**Given exercise**: Edit the items from the start through the line containing "Text: £350,000: £350,000 [252, 478, 305, 488]", changing "HPI" to "index" and leaving all else unchanged.

━━━ Data for this task ━━━

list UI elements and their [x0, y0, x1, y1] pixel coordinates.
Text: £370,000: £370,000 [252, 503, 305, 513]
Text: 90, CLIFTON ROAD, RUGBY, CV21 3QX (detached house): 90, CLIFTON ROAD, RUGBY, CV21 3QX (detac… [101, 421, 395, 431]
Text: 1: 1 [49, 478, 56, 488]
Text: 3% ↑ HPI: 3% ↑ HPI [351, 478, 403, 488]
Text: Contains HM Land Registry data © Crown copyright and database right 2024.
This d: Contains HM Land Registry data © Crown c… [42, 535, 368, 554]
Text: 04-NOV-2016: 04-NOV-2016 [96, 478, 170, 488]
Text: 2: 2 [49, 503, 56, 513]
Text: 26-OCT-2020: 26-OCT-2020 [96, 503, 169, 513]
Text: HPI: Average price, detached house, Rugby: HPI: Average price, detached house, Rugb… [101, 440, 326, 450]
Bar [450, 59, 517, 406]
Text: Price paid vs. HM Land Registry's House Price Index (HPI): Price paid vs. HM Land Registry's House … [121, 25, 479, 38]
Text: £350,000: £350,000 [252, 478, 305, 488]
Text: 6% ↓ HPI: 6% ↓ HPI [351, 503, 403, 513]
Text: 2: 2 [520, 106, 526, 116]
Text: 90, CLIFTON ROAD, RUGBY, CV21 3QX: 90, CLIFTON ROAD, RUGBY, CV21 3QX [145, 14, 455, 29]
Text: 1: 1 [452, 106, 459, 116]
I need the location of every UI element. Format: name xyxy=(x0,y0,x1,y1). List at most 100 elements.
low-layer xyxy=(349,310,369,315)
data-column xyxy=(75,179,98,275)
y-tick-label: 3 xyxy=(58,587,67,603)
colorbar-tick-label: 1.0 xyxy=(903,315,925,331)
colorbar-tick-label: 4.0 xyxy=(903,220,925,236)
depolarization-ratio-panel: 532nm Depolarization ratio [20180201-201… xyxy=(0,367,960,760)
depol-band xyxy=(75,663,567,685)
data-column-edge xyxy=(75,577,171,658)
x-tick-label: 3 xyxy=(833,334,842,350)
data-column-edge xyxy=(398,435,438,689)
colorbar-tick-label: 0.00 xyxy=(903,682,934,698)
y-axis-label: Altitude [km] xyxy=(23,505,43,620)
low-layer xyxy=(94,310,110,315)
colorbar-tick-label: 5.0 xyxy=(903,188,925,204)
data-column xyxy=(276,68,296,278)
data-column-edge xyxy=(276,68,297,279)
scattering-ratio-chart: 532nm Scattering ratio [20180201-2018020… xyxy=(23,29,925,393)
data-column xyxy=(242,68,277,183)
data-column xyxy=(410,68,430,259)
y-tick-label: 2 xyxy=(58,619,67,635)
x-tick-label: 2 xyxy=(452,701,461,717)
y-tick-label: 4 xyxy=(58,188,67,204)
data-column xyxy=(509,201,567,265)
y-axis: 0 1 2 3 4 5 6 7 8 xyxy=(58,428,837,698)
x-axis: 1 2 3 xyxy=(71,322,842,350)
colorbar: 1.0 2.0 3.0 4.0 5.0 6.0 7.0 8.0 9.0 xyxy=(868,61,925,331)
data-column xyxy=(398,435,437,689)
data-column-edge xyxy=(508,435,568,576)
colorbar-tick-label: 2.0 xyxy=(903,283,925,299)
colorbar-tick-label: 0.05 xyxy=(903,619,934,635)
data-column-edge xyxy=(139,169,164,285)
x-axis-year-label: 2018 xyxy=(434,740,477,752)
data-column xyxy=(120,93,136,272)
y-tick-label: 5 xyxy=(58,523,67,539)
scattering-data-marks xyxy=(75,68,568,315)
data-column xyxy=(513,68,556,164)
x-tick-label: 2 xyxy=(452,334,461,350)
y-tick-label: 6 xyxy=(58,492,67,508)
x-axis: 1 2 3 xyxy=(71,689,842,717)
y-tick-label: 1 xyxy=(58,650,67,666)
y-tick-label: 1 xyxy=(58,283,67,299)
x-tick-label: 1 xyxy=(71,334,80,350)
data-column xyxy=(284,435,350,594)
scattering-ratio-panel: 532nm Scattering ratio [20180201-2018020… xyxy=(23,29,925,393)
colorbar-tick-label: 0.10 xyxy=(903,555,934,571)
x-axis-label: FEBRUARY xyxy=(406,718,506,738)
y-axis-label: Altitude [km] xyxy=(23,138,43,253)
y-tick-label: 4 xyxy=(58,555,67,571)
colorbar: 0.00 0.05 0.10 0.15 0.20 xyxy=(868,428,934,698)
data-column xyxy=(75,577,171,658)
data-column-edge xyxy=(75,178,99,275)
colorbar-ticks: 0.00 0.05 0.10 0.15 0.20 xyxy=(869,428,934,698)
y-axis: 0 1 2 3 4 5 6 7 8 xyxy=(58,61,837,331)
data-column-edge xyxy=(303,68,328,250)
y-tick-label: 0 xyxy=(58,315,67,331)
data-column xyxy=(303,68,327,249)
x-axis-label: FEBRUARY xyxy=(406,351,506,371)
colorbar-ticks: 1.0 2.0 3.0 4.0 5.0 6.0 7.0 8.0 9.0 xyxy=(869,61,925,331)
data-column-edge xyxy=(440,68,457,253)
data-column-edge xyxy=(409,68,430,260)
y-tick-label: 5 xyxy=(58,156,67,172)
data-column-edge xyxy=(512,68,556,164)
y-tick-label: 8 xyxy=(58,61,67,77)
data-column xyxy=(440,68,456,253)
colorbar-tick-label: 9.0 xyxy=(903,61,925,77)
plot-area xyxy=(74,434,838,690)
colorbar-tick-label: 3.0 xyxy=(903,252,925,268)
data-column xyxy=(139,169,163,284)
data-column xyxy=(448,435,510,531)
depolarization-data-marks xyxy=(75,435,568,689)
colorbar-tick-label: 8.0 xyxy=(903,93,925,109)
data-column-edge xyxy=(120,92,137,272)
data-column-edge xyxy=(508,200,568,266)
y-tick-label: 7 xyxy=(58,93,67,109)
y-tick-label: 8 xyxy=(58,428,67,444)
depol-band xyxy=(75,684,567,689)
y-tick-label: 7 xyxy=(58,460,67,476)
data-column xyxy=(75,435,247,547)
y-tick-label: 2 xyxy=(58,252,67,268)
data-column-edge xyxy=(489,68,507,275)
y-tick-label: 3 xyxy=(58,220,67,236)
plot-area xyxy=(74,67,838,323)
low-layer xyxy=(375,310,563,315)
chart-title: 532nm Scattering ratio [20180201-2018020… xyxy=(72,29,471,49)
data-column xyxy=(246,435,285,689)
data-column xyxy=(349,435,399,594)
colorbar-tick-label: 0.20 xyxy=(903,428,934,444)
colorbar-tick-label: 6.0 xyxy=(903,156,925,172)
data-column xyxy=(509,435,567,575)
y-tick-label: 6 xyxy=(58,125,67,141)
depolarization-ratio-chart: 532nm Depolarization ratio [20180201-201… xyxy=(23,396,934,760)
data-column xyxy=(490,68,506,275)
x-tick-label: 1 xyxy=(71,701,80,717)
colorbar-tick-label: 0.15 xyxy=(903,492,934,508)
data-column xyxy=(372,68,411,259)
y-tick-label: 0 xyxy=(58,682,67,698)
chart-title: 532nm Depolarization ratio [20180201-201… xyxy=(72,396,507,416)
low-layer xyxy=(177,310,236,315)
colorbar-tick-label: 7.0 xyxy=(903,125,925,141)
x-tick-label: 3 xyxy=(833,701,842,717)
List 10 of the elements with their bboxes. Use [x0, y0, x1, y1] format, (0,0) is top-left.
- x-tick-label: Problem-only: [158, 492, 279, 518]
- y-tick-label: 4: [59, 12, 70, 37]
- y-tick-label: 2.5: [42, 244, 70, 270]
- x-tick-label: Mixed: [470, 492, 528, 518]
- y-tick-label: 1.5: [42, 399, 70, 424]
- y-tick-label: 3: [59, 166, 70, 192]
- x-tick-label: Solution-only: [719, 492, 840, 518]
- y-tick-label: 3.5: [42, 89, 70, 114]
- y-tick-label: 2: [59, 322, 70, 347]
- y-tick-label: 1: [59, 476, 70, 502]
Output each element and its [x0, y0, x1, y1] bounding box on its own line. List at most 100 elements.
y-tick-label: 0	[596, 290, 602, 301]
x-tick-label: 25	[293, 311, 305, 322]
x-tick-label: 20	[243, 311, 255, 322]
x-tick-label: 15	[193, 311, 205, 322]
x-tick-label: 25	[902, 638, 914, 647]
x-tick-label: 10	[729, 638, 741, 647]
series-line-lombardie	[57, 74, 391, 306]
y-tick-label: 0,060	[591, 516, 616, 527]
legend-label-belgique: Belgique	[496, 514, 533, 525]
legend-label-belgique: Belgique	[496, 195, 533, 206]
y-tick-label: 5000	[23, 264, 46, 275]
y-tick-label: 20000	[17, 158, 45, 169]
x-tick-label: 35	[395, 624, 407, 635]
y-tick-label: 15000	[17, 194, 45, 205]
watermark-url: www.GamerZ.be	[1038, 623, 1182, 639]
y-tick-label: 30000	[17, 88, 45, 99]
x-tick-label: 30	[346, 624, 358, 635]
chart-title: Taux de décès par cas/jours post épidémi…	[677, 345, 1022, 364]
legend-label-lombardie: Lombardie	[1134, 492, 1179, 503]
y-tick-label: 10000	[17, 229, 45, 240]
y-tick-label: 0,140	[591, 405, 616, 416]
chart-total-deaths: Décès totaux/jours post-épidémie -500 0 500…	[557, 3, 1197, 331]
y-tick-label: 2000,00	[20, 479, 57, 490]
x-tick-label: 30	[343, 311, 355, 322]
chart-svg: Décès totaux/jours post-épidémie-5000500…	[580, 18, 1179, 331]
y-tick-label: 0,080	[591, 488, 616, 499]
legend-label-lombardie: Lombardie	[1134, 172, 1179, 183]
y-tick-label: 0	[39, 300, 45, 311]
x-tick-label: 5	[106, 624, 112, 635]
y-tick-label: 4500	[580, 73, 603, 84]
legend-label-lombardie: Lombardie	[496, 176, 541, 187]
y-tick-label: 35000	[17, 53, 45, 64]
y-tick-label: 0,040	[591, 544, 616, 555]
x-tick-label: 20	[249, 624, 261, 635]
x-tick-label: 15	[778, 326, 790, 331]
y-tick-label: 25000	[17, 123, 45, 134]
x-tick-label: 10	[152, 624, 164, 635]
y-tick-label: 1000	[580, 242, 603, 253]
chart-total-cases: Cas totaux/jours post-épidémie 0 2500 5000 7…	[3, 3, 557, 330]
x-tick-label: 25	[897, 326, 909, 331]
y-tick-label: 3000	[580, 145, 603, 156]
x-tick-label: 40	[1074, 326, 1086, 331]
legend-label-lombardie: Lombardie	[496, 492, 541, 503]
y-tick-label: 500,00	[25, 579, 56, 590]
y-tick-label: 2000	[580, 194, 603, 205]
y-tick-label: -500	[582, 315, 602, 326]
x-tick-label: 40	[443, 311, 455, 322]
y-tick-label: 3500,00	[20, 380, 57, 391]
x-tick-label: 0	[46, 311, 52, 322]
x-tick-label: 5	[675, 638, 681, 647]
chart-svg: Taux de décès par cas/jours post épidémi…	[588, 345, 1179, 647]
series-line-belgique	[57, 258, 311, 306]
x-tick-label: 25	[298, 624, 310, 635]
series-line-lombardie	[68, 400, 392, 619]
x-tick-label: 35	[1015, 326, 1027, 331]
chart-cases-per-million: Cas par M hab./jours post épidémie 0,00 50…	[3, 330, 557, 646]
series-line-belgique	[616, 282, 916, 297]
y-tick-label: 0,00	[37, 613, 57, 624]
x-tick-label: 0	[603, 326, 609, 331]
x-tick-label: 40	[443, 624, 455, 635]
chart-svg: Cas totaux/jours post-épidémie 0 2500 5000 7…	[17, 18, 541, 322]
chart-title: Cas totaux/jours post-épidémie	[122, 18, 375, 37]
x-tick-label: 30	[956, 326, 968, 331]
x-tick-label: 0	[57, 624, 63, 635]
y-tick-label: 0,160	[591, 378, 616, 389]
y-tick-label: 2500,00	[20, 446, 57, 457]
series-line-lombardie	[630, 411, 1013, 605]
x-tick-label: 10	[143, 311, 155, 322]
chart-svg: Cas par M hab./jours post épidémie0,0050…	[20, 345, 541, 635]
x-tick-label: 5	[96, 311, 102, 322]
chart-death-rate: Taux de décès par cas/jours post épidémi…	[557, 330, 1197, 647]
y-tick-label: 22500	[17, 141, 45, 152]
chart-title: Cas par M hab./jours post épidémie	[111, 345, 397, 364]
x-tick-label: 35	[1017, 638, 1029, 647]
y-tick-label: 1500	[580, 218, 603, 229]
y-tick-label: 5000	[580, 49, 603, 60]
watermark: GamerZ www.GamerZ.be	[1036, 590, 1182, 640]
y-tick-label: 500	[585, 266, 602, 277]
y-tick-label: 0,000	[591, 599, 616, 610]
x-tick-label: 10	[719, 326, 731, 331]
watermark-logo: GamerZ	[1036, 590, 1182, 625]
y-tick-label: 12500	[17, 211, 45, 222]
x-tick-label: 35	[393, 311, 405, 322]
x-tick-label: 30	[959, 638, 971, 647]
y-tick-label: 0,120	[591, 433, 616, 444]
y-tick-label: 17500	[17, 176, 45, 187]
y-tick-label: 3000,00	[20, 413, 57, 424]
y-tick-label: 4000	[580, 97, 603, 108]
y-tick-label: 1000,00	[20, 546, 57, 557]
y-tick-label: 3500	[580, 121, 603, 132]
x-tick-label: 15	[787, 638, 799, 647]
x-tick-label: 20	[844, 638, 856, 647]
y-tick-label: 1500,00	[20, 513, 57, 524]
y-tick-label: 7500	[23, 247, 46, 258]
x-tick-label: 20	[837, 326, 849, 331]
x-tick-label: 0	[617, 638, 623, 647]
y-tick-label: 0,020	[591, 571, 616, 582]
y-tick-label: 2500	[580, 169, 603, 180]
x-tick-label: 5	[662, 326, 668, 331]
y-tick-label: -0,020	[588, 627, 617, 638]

━━━

**The result**:
list UI elements and their [x0, y0, x1, y1] pixel coordinates.
Text: £370,000: £370,000 [252, 503, 305, 513]
Text: 90, CLIFTON ROAD, RUGBY, CV21 3QX (detached house): 90, CLIFTON ROAD, RUGBY, CV21 3QX (detac… [101, 421, 395, 431]
Text: 1: 1 [49, 478, 56, 488]
Text: 3% ↑ index: 3% ↑ index [351, 478, 403, 488]
Text: Contains HM Land Registry data © Crown copyright and database right 2024.
This d: Contains HM Land Registry data © Crown c… [42, 535, 368, 554]
Text: 04-NOV-2016: 04-NOV-2016 [96, 478, 170, 488]
Text: 2: 2 [49, 503, 56, 513]
Text: 26-OCT-2020: 26-OCT-2020 [96, 503, 169, 513]
Text: index: Average price, detached house, Rugby: index: Average price, detached house, Rugb… [101, 440, 326, 450]
Bar [450, 59, 517, 406]
Text: Price paid vs. HM Land Registry's House Price Index (index): Price paid vs. HM Land Registry's House … [121, 25, 479, 38]
Text: £350,000: £350,000 [252, 478, 305, 488]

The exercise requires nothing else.